-- Start Task material --

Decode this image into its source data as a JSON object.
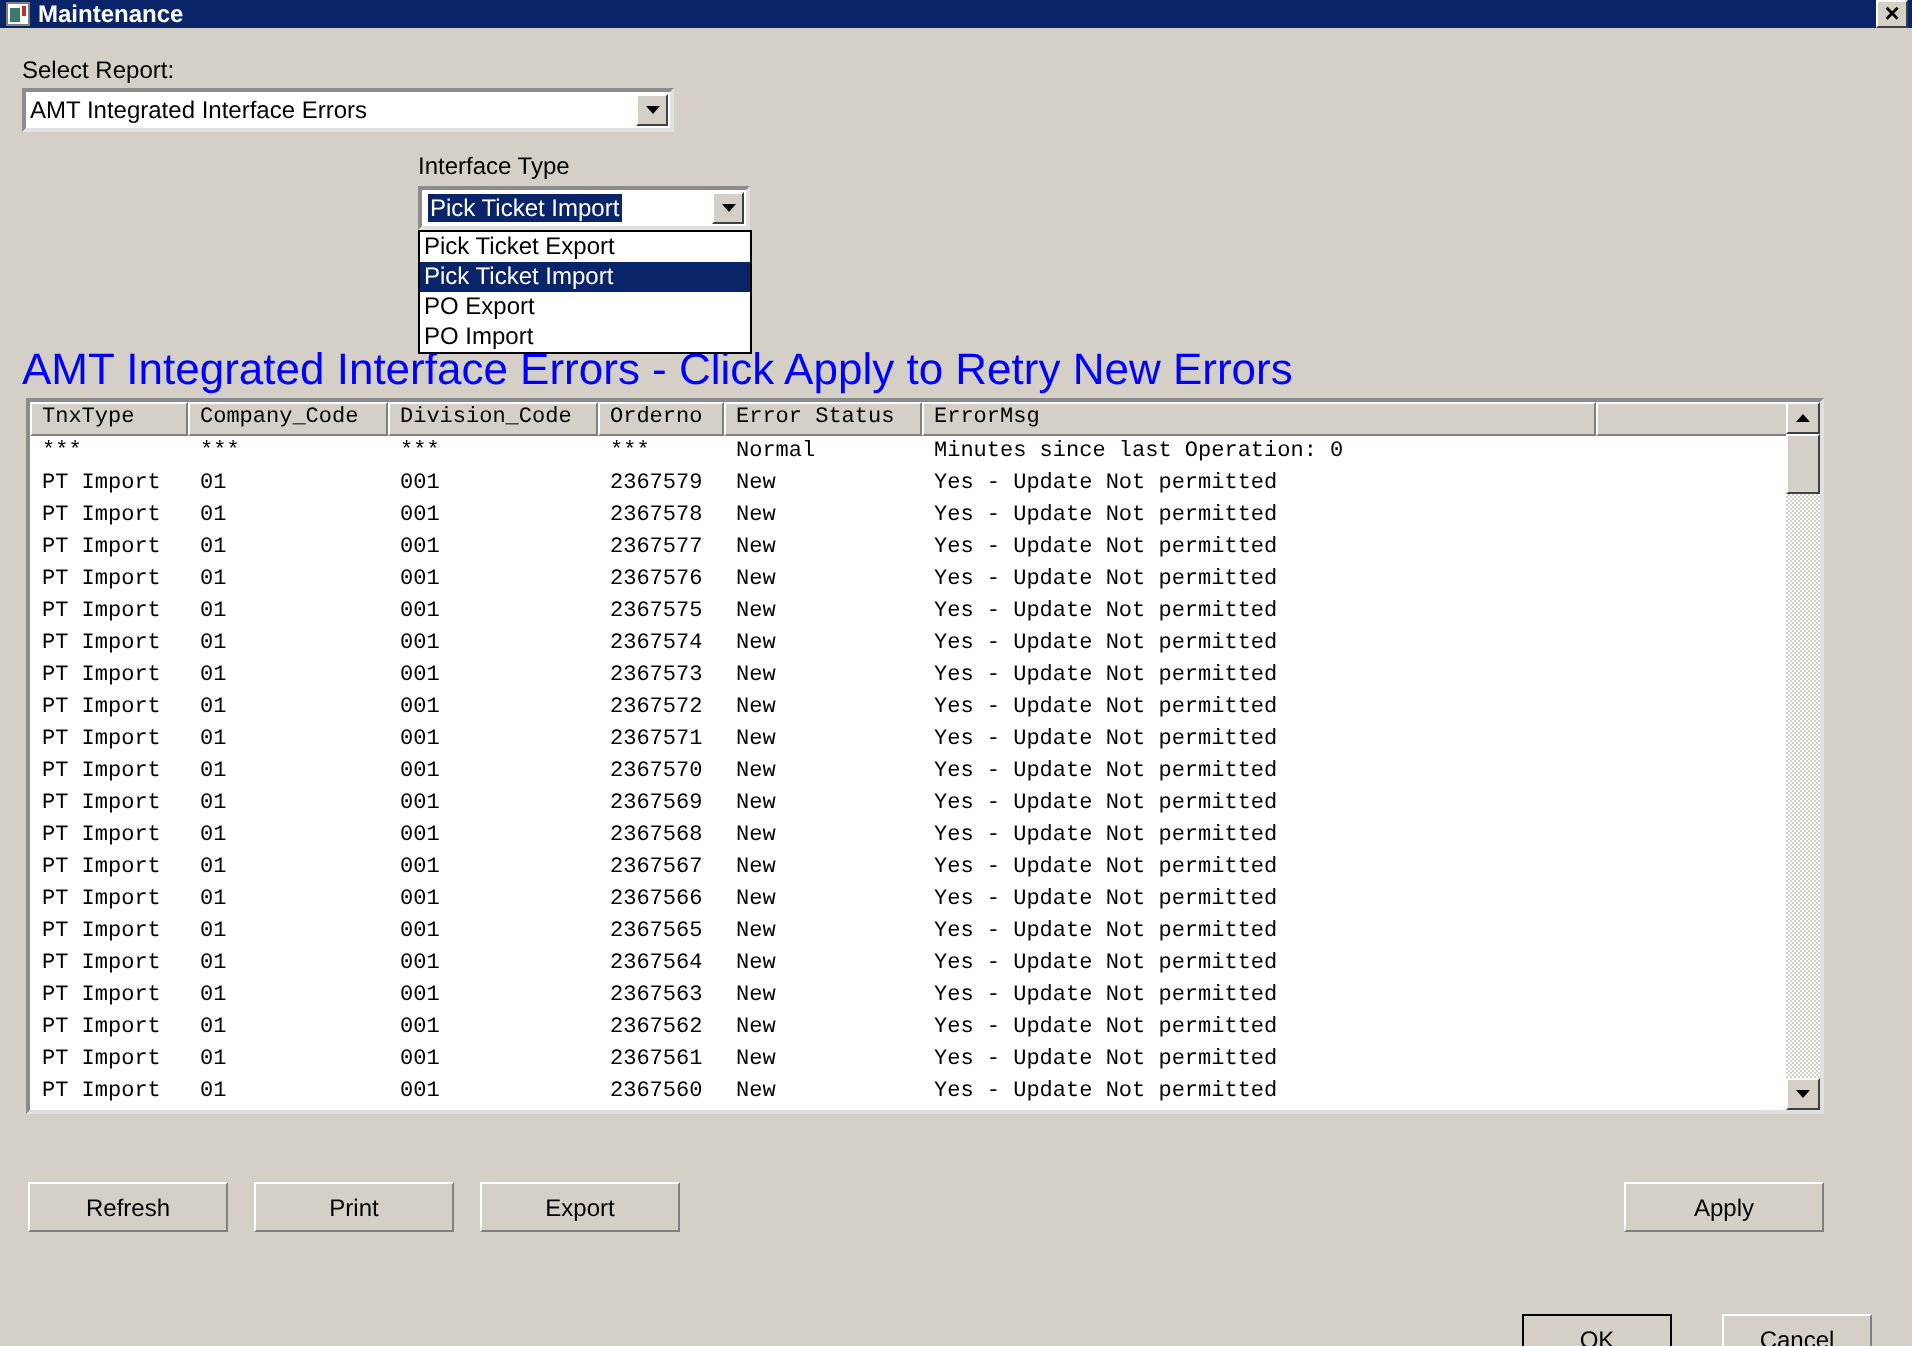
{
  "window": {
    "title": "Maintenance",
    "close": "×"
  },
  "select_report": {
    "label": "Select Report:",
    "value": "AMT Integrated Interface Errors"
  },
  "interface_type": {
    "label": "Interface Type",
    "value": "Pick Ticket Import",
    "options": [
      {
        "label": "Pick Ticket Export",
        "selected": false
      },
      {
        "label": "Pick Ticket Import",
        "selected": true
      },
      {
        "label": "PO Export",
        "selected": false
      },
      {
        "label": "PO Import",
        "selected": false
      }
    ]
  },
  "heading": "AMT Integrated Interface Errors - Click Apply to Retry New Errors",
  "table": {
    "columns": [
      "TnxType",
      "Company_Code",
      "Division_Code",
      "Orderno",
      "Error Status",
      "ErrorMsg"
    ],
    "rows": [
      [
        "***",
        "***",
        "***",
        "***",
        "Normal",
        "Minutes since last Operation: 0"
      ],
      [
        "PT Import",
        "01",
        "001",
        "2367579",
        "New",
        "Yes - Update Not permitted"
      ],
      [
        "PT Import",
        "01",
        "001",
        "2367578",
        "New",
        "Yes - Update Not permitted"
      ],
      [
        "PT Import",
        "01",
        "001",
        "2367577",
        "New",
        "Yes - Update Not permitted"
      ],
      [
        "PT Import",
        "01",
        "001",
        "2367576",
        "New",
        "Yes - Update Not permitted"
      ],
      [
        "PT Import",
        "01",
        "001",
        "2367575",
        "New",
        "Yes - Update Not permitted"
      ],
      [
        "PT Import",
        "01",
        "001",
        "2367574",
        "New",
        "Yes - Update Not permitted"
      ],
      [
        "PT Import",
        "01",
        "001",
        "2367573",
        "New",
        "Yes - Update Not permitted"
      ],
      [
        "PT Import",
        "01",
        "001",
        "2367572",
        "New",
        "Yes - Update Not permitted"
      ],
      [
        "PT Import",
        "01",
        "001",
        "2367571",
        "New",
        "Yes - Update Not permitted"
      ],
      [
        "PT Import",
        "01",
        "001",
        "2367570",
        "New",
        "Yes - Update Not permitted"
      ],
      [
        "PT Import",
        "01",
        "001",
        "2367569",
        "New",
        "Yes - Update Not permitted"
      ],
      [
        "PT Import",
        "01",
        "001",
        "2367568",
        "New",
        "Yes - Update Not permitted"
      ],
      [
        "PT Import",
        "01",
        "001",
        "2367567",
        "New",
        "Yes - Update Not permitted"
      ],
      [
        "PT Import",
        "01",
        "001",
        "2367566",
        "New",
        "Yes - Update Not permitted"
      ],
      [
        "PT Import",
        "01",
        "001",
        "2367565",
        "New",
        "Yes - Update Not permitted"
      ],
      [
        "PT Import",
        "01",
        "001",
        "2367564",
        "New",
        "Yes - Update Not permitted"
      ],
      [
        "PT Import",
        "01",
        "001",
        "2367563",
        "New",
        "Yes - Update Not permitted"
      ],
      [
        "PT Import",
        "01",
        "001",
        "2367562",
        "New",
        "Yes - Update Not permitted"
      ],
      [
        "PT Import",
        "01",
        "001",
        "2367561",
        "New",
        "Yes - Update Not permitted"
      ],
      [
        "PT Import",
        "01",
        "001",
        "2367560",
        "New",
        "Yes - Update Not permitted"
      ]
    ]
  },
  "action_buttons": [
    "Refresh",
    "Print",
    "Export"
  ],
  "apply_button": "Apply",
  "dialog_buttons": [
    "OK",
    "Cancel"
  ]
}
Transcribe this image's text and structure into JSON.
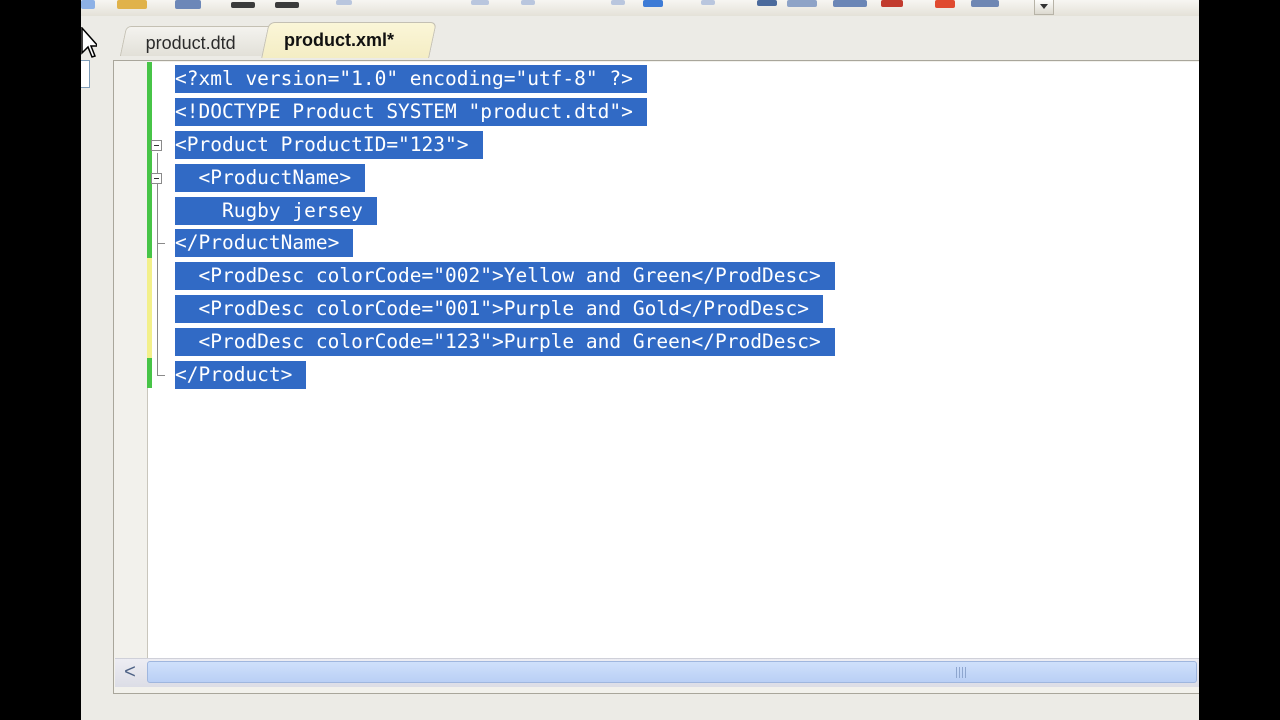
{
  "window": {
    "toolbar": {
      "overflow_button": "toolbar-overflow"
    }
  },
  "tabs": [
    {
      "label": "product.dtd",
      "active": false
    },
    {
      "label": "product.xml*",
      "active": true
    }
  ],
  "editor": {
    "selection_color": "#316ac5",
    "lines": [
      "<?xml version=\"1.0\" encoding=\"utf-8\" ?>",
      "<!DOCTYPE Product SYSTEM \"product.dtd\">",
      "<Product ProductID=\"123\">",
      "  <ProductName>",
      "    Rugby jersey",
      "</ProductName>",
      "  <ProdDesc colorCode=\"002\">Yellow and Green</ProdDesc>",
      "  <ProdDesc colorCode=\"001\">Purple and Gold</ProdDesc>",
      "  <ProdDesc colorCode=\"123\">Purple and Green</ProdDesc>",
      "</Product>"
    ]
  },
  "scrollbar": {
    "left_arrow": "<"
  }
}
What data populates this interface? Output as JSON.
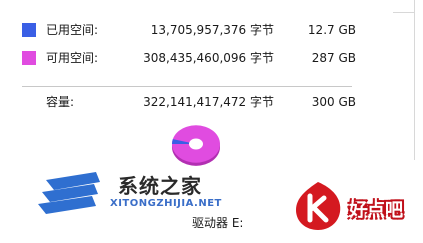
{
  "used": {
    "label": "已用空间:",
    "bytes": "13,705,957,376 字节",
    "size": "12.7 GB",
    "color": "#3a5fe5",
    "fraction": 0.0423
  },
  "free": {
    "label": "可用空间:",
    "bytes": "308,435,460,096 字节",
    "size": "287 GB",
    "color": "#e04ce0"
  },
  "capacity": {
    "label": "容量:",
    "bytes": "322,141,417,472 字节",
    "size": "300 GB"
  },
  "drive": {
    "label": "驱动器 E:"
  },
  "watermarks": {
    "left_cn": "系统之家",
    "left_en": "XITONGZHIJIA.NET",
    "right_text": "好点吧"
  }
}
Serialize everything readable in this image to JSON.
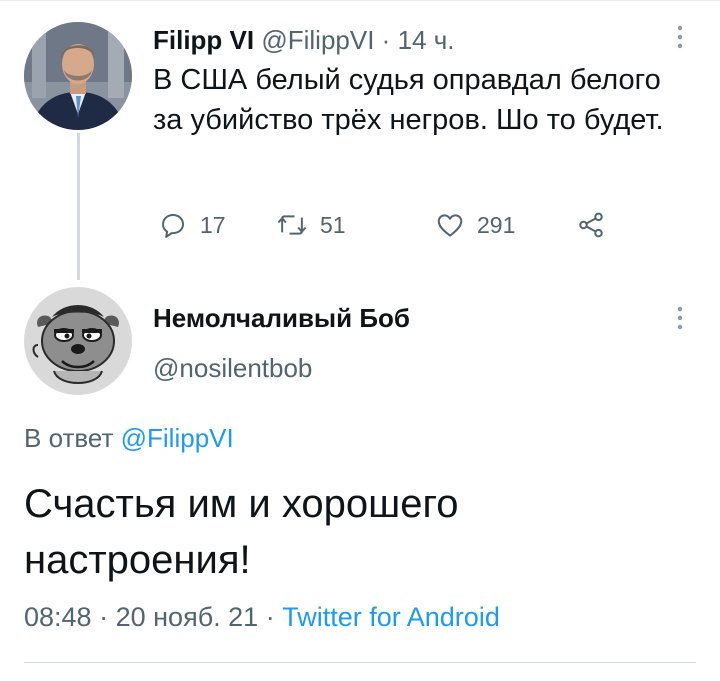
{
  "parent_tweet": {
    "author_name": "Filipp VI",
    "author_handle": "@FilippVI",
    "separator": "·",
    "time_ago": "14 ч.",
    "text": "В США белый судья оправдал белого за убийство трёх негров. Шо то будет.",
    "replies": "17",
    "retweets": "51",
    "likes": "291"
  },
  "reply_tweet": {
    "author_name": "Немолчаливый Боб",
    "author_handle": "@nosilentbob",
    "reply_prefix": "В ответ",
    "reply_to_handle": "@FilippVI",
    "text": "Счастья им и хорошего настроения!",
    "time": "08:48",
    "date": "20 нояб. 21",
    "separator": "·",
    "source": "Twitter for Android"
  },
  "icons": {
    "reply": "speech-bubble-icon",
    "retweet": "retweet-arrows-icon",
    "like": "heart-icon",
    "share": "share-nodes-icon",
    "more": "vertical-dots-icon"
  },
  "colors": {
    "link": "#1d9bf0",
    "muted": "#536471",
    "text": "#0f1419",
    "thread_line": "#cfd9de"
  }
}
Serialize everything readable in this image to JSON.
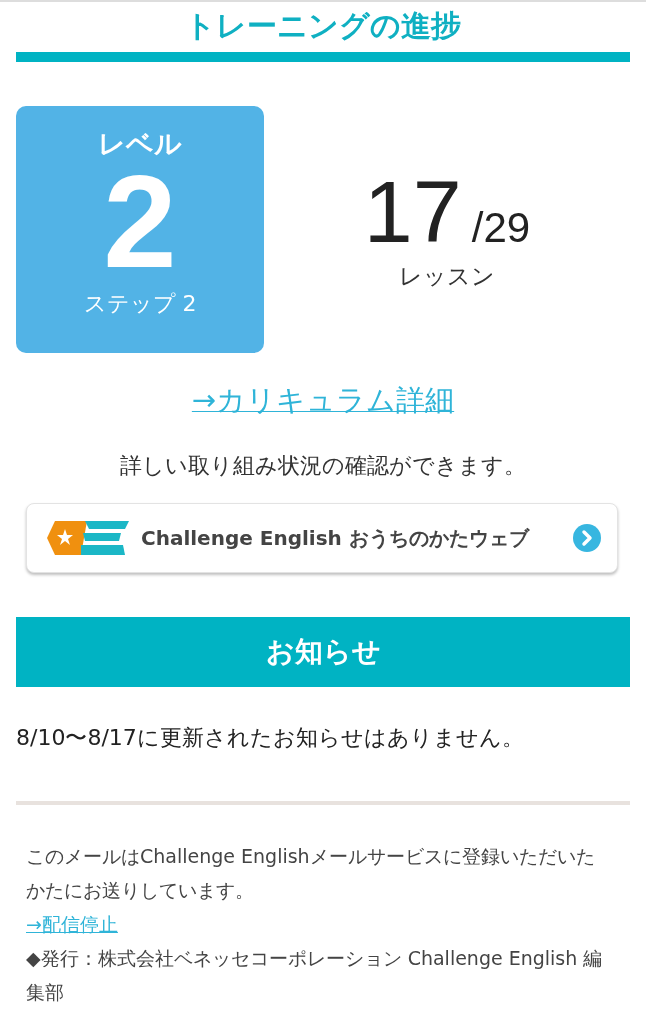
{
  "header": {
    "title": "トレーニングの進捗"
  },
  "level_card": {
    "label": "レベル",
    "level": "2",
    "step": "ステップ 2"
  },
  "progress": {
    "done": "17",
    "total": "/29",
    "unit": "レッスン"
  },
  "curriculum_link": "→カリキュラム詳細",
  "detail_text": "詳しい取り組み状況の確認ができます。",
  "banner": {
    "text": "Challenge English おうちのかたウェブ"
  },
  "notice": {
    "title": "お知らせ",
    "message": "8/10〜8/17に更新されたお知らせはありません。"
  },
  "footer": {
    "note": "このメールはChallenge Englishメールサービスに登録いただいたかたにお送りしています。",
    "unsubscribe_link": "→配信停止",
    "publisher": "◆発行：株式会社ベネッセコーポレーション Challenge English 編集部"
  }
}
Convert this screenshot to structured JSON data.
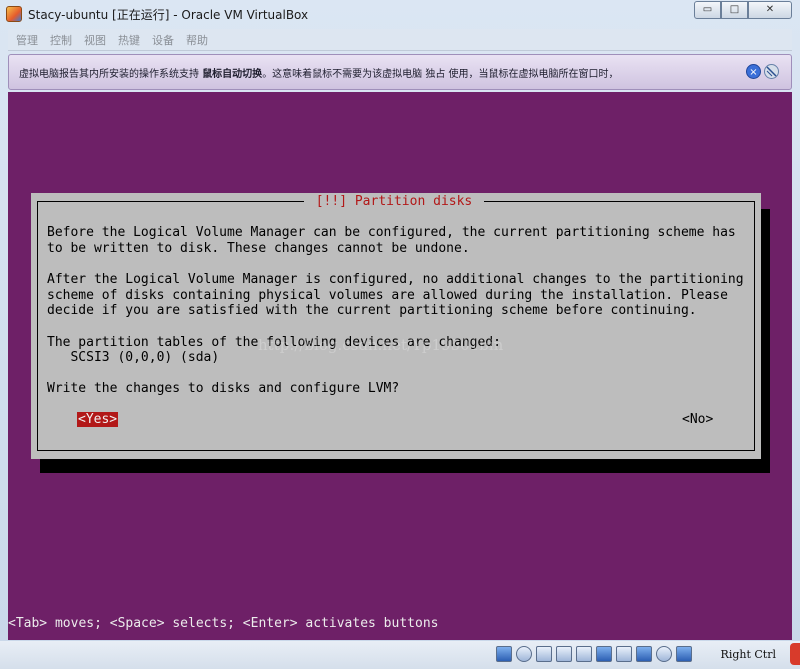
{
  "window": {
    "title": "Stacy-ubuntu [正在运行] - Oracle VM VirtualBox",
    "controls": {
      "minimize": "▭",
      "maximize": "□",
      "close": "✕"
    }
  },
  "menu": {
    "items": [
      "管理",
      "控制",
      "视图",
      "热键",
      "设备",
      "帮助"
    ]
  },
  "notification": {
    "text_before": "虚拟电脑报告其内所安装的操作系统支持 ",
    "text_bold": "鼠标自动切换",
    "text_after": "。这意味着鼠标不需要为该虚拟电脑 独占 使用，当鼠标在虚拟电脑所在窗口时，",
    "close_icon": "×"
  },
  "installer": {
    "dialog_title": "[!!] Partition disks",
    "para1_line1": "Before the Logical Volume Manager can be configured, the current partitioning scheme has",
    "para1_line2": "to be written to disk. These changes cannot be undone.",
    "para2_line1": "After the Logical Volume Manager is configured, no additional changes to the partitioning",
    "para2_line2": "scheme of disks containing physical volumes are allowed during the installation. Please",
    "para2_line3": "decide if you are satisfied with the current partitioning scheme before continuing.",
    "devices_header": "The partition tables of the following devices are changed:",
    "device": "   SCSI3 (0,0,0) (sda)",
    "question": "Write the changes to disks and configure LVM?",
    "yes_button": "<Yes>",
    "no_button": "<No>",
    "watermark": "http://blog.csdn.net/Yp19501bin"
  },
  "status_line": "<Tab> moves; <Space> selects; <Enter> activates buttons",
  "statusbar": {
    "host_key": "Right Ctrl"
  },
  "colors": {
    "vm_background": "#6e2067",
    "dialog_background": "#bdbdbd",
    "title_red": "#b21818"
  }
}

-- End Task material --

- [Problem requirements]
Lines that hold "partitioning" are the ones to copy; find all of them.

- [Response to this task]
    "para1_line1": "Before the Logical Volume Manager can be configured, the current partitioning scheme has",
    "para2_line1": "After the Logical Volume Manager is configured, no additional changes to the partitioning",
    "para2_line3": "decide if you are satisfied with the current partitioning scheme before continuing.",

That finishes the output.